#### ENTRIES SHOWN ####

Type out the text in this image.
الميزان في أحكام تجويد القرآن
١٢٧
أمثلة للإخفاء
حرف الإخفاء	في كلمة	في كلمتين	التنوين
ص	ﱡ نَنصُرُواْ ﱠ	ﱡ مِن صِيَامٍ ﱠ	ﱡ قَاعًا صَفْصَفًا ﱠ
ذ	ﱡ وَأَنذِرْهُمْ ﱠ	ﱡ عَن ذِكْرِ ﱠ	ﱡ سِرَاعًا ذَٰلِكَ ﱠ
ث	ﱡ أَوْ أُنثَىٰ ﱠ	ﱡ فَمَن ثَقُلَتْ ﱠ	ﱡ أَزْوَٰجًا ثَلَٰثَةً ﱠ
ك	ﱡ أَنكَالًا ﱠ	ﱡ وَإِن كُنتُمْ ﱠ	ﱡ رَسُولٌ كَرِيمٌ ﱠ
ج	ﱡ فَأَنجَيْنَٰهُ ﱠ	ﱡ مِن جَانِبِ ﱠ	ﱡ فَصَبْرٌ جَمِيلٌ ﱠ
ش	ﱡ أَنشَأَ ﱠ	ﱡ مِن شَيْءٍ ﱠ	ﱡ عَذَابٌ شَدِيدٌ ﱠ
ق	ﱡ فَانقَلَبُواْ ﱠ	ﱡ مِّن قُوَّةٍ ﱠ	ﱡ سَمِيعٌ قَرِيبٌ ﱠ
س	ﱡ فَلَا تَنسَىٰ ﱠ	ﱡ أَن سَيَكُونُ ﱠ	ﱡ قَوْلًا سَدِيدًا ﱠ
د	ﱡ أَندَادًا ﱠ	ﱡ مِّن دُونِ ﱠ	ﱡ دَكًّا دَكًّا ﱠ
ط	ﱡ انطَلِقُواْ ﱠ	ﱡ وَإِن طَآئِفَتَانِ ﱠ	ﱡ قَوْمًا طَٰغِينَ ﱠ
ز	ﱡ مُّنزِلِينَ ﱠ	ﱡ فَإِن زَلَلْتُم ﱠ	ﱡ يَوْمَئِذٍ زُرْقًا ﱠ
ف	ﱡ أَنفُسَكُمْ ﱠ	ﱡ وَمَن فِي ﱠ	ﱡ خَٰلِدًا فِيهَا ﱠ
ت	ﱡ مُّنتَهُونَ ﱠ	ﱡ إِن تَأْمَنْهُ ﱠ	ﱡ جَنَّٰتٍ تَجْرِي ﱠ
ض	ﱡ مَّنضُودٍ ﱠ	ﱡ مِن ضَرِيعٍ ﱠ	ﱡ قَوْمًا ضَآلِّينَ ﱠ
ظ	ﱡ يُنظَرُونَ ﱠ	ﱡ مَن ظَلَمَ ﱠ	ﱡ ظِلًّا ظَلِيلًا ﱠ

####

— AIM OF THE EXERCISE —
Go through the material above line by line and copy it exactly.

— SOLUTION BELOW —
Type out the text in this image.
الميزان في أحكام تجويد القرآن
١٢٧
أمثلة للإخفاء
حرف الإخفاء	في كلمة	في كلمتين	التنوين
ص	ﱡ نَنصُرُواْ ﱠ	ﱡ مِن صِيَامٍ ﱠ	ﱡ قَاعًا صَفْصَفًا ﱠ
ذ	ﱡ وَأَنذِرْهُمْ ﱠ	ﱡ عَن ذِكْرِ ﱠ	ﱡ سِرَاعًا ذَٰلِكَ ﱠ
ث	ﱡ أَوْ أُنثَىٰ ﱠ	ﱡ فَمَن ثَقُلَتْ ﱠ	ﱡ أَزْوَٰجًا ثَلَٰثَةً ﱠ
ك	ﱡ أَنكَالًا ﱠ	ﱡ وَإِن كُنتُمْ ﱠ	ﱡ رَسُولٌ كَرِيمٌ ﱠ
ج	ﱡ فَأَنجَيْنَٰهُ ﱠ	ﱡ مِن جَانِبِ ﱠ	ﱡ فَصَبْرٌ جَمِيلٌ ﱠ
ش	ﱡ أَنشَأَ ﱠ	ﱡ مِن شَيْءٍ ﱠ	ﱡ عَذَابٌ شَدِيدٌ ﱠ
ق	ﱡ فَانقَلَبُواْ ﱠ	ﱡ مِّن قُوَّةٍ ﱠ	ﱡ سَمِيعٌ قَرِيبٌ ﱠ
س	ﱡ فَلَا تَنسَىٰ ﱠ	ﱡ أَن سَيَكُونُ ﱠ	ﱡ قَوْلًا سَدِيدًا ﱠ
د	ﱡ أَندَادًا ﱠ	ﱡ مِّن دُونِ ﱠ	ﱡ دَكًّا دَكًّا ﱠ
ط	ﱡ انطَلِقُواْ ﱠ	ﱡ وَإِن طَآئِفَتَانِ ﱠ	ﱡ قَوْمًا طَٰغِينَ ﱠ
ز	ﱡ مُّنزِلِينَ ﱠ	ﱡ فَإِن زَلَلْتُم ﱠ	ﱡ يَوْمَئِذٍ زُرْقًا ﱠ
ف	ﱡ أَنفُسَكُمْ ﱠ	ﱡ وَمَن فِي ﱠ	ﱡ خَٰلِدًا فِيهَا ﱠ
ت	ﱡ مُّنتَهُونَ ﱠ	ﱡ إِن تَأْمَنْهُ ﱠ	ﱡ جَنَّٰتٍ تَجْرِي ﱠ
ض	ﱡ مَّنضُودٍ ﱠ	ﱡ مِن ضَرِيعٍ ﱠ	ﱡ قَوْمًا ضَآلِّينَ ﱠ
ظ	ﱡ يُنظَرُونَ ﱠ	ﱡ مَن ظَلَمَ ﱠ	ﱡ ظِلًّا ظَلِيلًا ﱠ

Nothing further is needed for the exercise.